**Work required:** Rewrite every line of the listing below as a numbered list, omitting any blank lines.

Element and region data

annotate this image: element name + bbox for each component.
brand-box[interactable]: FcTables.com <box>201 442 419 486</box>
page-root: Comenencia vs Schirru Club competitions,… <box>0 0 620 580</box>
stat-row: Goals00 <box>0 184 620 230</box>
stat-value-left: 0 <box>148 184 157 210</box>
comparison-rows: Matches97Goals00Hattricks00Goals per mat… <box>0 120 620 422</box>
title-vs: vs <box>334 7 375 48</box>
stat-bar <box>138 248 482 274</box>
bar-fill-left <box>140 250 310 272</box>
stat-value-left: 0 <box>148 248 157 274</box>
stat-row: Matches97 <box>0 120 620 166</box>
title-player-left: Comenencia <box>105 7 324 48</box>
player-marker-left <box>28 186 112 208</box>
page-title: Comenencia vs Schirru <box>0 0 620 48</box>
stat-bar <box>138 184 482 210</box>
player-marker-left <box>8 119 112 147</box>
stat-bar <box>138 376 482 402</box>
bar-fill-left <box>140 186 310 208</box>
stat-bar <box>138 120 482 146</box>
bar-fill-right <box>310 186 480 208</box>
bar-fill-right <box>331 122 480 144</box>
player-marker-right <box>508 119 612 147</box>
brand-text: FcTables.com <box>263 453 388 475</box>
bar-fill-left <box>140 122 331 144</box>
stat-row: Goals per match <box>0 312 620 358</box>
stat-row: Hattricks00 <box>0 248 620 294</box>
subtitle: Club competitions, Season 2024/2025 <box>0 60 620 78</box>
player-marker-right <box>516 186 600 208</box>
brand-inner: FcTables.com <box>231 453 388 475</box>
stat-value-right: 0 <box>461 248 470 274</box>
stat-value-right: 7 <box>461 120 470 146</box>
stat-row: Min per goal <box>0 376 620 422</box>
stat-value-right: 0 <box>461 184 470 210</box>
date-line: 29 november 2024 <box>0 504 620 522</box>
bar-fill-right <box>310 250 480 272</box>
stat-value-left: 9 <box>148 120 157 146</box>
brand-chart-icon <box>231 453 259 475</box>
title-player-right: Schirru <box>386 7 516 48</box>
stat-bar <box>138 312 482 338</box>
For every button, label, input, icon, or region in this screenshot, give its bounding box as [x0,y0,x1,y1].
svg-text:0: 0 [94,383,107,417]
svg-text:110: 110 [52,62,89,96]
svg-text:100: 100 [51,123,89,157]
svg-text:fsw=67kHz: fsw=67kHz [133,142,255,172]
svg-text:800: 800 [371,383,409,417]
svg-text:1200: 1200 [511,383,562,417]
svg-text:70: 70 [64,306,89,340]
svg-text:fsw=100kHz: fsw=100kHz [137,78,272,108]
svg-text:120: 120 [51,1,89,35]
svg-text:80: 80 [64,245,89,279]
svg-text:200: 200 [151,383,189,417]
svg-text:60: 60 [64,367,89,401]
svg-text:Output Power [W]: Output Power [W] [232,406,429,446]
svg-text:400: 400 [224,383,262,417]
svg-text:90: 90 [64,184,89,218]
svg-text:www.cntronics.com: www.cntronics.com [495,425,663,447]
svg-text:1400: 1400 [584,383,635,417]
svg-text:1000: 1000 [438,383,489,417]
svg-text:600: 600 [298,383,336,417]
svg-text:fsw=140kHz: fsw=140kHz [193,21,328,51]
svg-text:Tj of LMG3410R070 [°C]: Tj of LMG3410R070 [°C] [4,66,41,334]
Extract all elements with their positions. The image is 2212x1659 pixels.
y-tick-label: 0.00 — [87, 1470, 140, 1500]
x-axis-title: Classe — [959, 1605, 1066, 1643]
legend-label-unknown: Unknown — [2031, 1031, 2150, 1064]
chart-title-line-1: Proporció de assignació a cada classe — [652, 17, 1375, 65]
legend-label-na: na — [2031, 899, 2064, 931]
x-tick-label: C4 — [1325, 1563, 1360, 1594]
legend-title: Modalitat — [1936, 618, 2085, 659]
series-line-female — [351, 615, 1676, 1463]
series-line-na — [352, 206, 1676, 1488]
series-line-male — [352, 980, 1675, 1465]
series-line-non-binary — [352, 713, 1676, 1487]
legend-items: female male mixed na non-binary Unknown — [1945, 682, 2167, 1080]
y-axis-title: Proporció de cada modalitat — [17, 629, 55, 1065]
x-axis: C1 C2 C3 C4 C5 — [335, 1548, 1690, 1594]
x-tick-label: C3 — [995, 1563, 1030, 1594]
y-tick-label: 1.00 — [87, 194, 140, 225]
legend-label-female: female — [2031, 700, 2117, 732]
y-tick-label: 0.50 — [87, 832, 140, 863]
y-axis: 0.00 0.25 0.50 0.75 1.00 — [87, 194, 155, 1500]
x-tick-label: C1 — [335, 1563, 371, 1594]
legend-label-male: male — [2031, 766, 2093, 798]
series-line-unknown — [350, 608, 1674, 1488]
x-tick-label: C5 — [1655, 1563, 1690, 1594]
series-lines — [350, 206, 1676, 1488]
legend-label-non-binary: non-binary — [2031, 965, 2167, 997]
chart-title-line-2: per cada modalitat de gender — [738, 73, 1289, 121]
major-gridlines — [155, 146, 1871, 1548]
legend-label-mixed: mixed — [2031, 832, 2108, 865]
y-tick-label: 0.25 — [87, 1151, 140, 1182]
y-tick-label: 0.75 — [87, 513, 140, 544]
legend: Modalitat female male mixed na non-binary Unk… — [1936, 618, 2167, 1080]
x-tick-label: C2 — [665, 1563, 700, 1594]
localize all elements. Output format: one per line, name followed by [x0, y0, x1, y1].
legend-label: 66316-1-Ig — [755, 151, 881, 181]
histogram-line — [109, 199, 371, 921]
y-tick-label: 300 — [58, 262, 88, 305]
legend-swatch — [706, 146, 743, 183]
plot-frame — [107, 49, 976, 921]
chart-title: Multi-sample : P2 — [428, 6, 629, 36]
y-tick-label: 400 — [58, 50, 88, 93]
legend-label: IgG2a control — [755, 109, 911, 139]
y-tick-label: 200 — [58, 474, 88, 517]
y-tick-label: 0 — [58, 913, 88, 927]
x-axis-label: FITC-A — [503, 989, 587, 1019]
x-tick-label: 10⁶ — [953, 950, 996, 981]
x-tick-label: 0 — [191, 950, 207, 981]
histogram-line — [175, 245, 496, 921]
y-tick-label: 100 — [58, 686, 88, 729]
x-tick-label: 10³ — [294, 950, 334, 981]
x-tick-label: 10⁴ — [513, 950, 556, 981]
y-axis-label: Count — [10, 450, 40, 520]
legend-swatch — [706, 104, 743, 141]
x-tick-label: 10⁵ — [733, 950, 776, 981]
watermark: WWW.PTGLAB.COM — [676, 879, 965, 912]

**Result:**
1. annotate this image: element name + bbox for each component.
2. brand-box[interactable]: FcTables.com <box>201 442 419 486</box>
3. page-root: Comenencia vs Schirru Club competitions,… <box>0 0 620 580</box>
4. stat-row: Goals00 <box>0 184 620 230</box>
5. stat-value-left: 0 <box>148 184 157 210</box>
6. comparison-rows: Matches97Goals00Hattricks00Goals per mat… <box>0 120 620 422</box>
7. title-vs: vs <box>334 7 375 48</box>
8. stat-bar <box>138 248 482 274</box>
9. bar-fill-left <box>140 250 310 272</box>
10. stat-value-left: 0 <box>148 248 157 274</box>
11. stat-row: Matches97 <box>0 120 620 166</box>
12. title-player-left: Comenencia <box>105 7 324 48</box>
13. player-marker-left <box>28 186 112 208</box>
14. page-title: Comenencia vs Schirru <box>0 0 620 48</box>
15. stat-bar <box>138 184 482 210</box>
16. player-marker-left <box>8 119 112 147</box>
17. stat-bar <box>138 376 482 402</box>
18. bar-fill-left <box>140 186 310 208</box>
19. stat-bar <box>138 120 482 146</box>
20. bar-fill-right <box>310 186 480 208</box>
21. bar-fill-right <box>331 122 480 144</box>
22. player-marker-right <box>508 119 612 147</box>
23. brand-text: FcTables.com <box>263 453 388 475</box>
24. bar-fill-left <box>140 122 331 144</box>
25. stat-row: Goals per match <box>0 312 620 358</box>
26. stat-row: Hattricks00 <box>0 248 620 294</box>
27. subtitle: Club competitions, Season 2024/2025 <box>0 60 620 78</box>
28. player-marker-right <box>516 186 600 208</box>
29. brand-inner: FcTables.com <box>231 453 388 475</box>
30. stat-value-right: 0 <box>461 248 470 274</box>
31. stat-value-right: 7 <box>461 120 470 146</box>
32. stat-row: Min per goal <box>0 376 620 422</box>
33. stat-value-right: 0 <box>461 184 470 210</box>
34. date-line: 29 november 2024 <box>0 504 620 522</box>
35. bar-fill-right <box>310 250 480 272</box>
36. stat-value-left: 9 <box>148 120 157 146</box>
37. brand-chart-icon <box>231 453 259 475</box>
38. title-player-right: Schirru <box>386 7 516 48</box>
39. stat-bar <box>138 312 482 338</box>
40. For every button, label, input, icon, or region in this screenshot, give its bounding box as [x0,y0,x1,y1].
41. svg-text:0: 0 [94,383,107,417]
42. svg-text:110: 110 [52,62,89,96]
43. svg-text:100: 100 [51,123,89,157]
44. svg-text:fsw=67kHz: fsw=67kHz [133,142,255,172]
45. svg-text:800: 800 [371,383,409,417]
46. svg-text:1200: 1200 [511,383,562,417]
47. svg-text:70: 70 [64,306,89,340]
48. svg-text:fsw=100kHz: fsw=100kHz [137,78,272,108]
49. svg-text:120: 120 [51,1,89,35]
50. svg-text:80: 80 [64,245,89,279]
51. svg-text:200: 200 [151,383,189,417]
52. svg-text:60: 60 [64,367,89,401]
53. svg-text:Output Power [W]: Output Power [W] [232,406,429,446]
54. svg-text:400: 400 [224,383,262,417]
55. svg-text:90: 90 [64,184,89,218]
56. svg-text:www.cntronics.com: www.cntronics.com [495,425,663,447]
57. svg-text:1400: 1400 [584,383,635,417]
58. svg-text:1000: 1000 [438,383,489,417]
59. svg-text:600: 600 [298,383,336,417]
60. svg-text:fsw=140kHz: fsw=140kHz [193,21,328,51]
61. svg-text:Tj of LMG3410R070 [°C]: Tj of LMG3410R070 [°C] [4,66,41,334]
62. Extract all elements with their positions. The image is 2212x1659 pixels.
63. y-tick-label: 0.00 — [87, 1470, 140, 1500]
64. x-axis-title: Classe — [959, 1605, 1066, 1643]
65. legend-label-unknown: Unknown — [2031, 1031, 2150, 1064]
66. chart-title-line-1: Proporció de assignació a cada classe — [652, 17, 1375, 65]
67. legend-label-na: na — [2031, 899, 2064, 931]
68. x-tick-label: C4 — [1325, 1563, 1360, 1594]
69. legend-title: Modalitat — [1936, 618, 2085, 659]
70. series-line-female — [351, 615, 1676, 1463]
71. series-line-na — [352, 206, 1676, 1488]
72. series-line-male — [352, 980, 1675, 1465]
73. series-line-non-binary — [352, 713, 1676, 1487]
74. legend-items: female male mixed na non-binary Unknown — [1945, 682, 2167, 1080]
75. y-axis-title: Proporció de cada modalitat — [17, 629, 55, 1065]
76. x-axis: C1 C2 C3 C4 C5 — [335, 1548, 1690, 1594]
77. x-tick-label: C3 — [995, 1563, 1030, 1594]
78. y-tick-label: 1.00 — [87, 194, 140, 225]
79. legend-label-female: female — [2031, 700, 2117, 732]
80. y-tick-label: 0.50 — [87, 832, 140, 863]
81. y-axis: 0.00 0.25 0.50 0.75 1.00 — [87, 194, 155, 1500]
82. x-tick-label: C1 — [335, 1563, 371, 1594]
83. legend-label-male: male — [2031, 766, 2093, 798]
84. series-line-unknown — [350, 608, 1674, 1488]
85. x-tick-label: C5 — [1655, 1563, 1690, 1594]
86. series-lines — [350, 206, 1676, 1488]
87. legend-label-non-binary: non-binary — [2031, 965, 2167, 997]
88. chart-title-line-2: per cada modalitat de gender — [738, 73, 1289, 121]
89. major-gridlines — [155, 146, 1871, 1548]
90. legend-label-mixed: mixed — [2031, 832, 2108, 865]
91. y-tick-label: 0.25 — [87, 1151, 140, 1182]
92. y-tick-label: 0.75 — [87, 513, 140, 544]
93. legend: Modalitat female male mixed na non-binary Unk… — [1936, 618, 2167, 1080]
94. x-tick-label: C2 — [665, 1563, 700, 1594]
95. localize all elements. Output format: one per line, name followed by [x0, y0, x1, y1].
96. legend-label: 66316-1-Ig — [755, 151, 881, 181]
97. histogram-line — [109, 199, 371, 921]
98. y-tick-label: 300 — [58, 262, 88, 305]
99. legend-swatch — [706, 146, 743, 183]
100. plot-frame — [107, 49, 976, 921]
101. chart-title: Multi-sample : P2 — [428, 6, 629, 36]
102. y-tick-label: 400 — [58, 50, 88, 93]
103. legend-label: IgG2a control — [755, 109, 911, 139]
104. y-tick-label: 200 — [58, 474, 88, 517]
105. y-tick-label: 0 — [58, 913, 88, 927]
106. x-axis-label: FITC-A — [503, 989, 587, 1019]
107. x-tick-label: 10⁶ — [953, 950, 996, 981]
108. x-tick-label: 0 — [191, 950, 207, 981]
109. histogram-line — [175, 245, 496, 921]
110. y-tick-label: 100 — [58, 686, 88, 729]
111. x-tick-label: 10³ — [294, 950, 334, 981]
112. x-tick-label: 10⁴ — [513, 950, 556, 981]
113. y-axis-label: Count — [10, 450, 40, 520]
114. legend-swatch — [706, 104, 743, 141]
115. x-tick-label: 10⁵ — [733, 950, 776, 981]
116. watermark: WWW.PTGLAB.COM — [676, 879, 965, 912]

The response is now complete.